— Richiesta scritta 1 —
Riformuli in modo più conciso il paragrafo del brano sui tagli al personale che comincia con «Ieri ho avuto modo di discorrere», mantenendone i fatti principali.

:: Segmento di testo ::

Tagli al Personale

Ieri ho avuto modo di discorrere con uno dei dipendenti dell’azienda presso cui presto consulenza in qualità di esorcista. A quanto pare, l’amministratore delegato ha inviato una missiva a tutto il personale, nella quale si annunzia che ci saranno licenziamenti pari al dieci per cento della forza lavoro. Ho avuto modo di leggere la comunicazione inviata dal suddetto signore e devo dire che sono rimasta piacevolmente stupita dal tatto e dalla sensibilità umana mostrata da costui. La lettera comincia con una serie di complimenti nei confronti di tutti i lavoratori a seguito degli eccellenti risultati ottenuti nell’ultimo anno, per poi ahimè dichiarare che, a seguito della situazione geopolitica ed economica, sarà necessario “tagliare qualche testa” per rendere i processi più efficienti e ridurre i costi. Naturalmente il suddetto CEO ha avuto modo di chiarire che l’intero processo si svolgerà con estrema attenzione e delicatezza, ma soprattutto, nella maniera più professionale possibile.

Ho provato una punta di invidia nei confronti dei dipendenti dell’azienda. Come ben sapete, ho scelto di prendere in mano le redini del mio destino e di lanciarmi ormai molto tempo fa nel mondo della libera professione, ma piacerebbe anche a me, un domani, farmi licenziare in questo modo, con il sorriso sulle labbra, da parte di un padre che invita amorevolmente alcuni dei suoi figli a farsi da parte, a sacrificarsi per il bene degli altri fratelli, mostrando attenzione a non ferire i loro sentimenti, perché si viaggia meglio con un giogo lieve, con un bagaglio leggero. Posso immaginare il dolore provato da questi cosiddetti “top managers”, i quali hanno a cuore le sorti di ognuno dei lavoratori, sperando che questi ultimi abbiano lasciato nel loro cuore almeno il ricordo degli attimi di reciproca tenerezza scambiati nell’arco della giornata lavorativa. E sarà bello, un domani, mettere da parte i disappori e le incomprensioni, e ritrovarsi tutti insieme dinanzi a una pizza, perché in fin dei conti il posto di lavoro è la famiglia che uno si sceglie, l’azienda un porto sicuro ove non ci si sente mai soli, circondati da colleghi che sono anche amici, pronti a sostenerti nei momenti di difficoltà, un mondo fatto di coccole, di tenerezze, di abbracci che sanno di miele e paprika, fatto anche di sudore e sacrifizi, sì, ma che senza meno pagheranno sul lungo periodo.

:::

— Richiesta scritta 2 —
Nell'elenco, sostituisca «stack-color-swatch-graphic» con «stack-swatch-image» e riporti tutto ciò che va dall'inizio dell'elenco fino alla riga contenente «back-color-swatch-graphic: [507, 1683, 615, 1753]», estremi inclusi, lasciando invariato il resto.

:: Dati forniti ::

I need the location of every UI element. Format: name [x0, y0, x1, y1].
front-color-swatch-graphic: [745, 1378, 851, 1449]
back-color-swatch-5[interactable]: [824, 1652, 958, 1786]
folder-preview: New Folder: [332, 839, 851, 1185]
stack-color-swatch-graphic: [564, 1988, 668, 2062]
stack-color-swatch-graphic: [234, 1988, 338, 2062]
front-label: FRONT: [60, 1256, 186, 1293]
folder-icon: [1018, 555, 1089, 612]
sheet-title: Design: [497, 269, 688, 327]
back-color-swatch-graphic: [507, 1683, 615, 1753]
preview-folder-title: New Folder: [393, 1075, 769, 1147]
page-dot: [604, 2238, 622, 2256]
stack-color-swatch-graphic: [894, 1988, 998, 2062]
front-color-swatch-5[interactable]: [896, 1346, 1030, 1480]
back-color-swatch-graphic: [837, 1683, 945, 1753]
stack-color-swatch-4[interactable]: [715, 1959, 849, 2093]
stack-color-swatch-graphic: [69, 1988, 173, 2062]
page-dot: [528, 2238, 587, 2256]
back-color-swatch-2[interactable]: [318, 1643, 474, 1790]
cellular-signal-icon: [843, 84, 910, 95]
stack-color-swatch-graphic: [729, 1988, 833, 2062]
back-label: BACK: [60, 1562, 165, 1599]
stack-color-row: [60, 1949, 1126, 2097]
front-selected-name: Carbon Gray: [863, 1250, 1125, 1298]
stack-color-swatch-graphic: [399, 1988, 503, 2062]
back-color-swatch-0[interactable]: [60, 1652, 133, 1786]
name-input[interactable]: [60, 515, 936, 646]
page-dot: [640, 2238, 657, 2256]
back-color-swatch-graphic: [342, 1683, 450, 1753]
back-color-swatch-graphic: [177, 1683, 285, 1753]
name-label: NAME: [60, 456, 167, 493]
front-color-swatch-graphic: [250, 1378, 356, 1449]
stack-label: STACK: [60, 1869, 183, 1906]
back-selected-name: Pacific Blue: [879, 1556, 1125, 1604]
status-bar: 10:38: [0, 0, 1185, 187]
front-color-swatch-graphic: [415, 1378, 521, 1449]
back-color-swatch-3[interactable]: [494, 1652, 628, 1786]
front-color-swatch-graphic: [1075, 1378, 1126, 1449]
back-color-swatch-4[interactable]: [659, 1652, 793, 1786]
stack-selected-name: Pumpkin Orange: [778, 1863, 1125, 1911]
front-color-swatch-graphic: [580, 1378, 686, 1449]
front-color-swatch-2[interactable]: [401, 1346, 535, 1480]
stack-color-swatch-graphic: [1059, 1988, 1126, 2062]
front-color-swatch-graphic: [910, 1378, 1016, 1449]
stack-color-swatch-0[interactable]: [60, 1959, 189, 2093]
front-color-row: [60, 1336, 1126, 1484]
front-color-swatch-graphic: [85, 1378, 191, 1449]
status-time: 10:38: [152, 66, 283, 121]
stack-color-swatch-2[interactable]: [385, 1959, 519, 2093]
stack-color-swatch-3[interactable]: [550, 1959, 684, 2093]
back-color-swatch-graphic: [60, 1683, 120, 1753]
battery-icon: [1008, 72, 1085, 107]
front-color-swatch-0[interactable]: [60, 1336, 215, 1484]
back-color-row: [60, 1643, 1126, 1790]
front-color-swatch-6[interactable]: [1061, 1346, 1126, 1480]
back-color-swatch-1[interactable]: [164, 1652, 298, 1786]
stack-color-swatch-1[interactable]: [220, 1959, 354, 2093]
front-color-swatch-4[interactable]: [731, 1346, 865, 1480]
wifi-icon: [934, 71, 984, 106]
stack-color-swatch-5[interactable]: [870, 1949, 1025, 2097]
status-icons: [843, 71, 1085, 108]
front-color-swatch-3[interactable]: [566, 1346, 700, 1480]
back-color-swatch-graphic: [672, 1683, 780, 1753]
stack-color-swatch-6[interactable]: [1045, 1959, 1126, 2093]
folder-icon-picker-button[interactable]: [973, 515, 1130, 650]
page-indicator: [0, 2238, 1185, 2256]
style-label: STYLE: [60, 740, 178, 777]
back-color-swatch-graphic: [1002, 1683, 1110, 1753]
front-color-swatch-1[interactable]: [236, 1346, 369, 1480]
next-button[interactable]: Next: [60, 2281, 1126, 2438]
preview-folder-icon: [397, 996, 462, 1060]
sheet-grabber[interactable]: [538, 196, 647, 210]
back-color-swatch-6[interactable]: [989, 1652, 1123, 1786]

:::

— Risposta corretta 1 —
Un dipendente dell'azienda presso cui chi scrive presta consulenza come esorcista ha riferito di una lettera inviata dall'amministratore delegato a tutto il personale. La lettera annuncia licenziamenti pari al dieci per cento della forza lavoro. Si apre con complimenti per gli eccellenti risultati dell'ultimo anno. Poi, richiamando la situazione geopolitica ed economica, dichiara necessario «tagliare qualche testa» per rendere i processi più efficienti e ridurre i costi. Il CEO assicura che tutto avverrà con estrema attenzione e delicatezza e nella maniera più professionale possibile. Chi scrive esprime piacevole stupore per il tatto e la sensibilità umana che il CEO dimostra.

— Risposta corretta 2 —
I need the location of every UI element. Format: name [x0, y0, x1, y1].
front-color-swatch-graphic: [745, 1378, 851, 1449]
back-color-swatch-5[interactable]: [824, 1652, 958, 1786]
folder-preview: New Folder: [332, 839, 851, 1185]
stack-swatch-image: [564, 1988, 668, 2062]
stack-swatch-image: [234, 1988, 338, 2062]
front-label: FRONT: [60, 1256, 186, 1293]
folder-icon: [1018, 555, 1089, 612]
sheet-title: Design: [497, 269, 688, 327]
back-color-swatch-graphic: [507, 1683, 615, 1753]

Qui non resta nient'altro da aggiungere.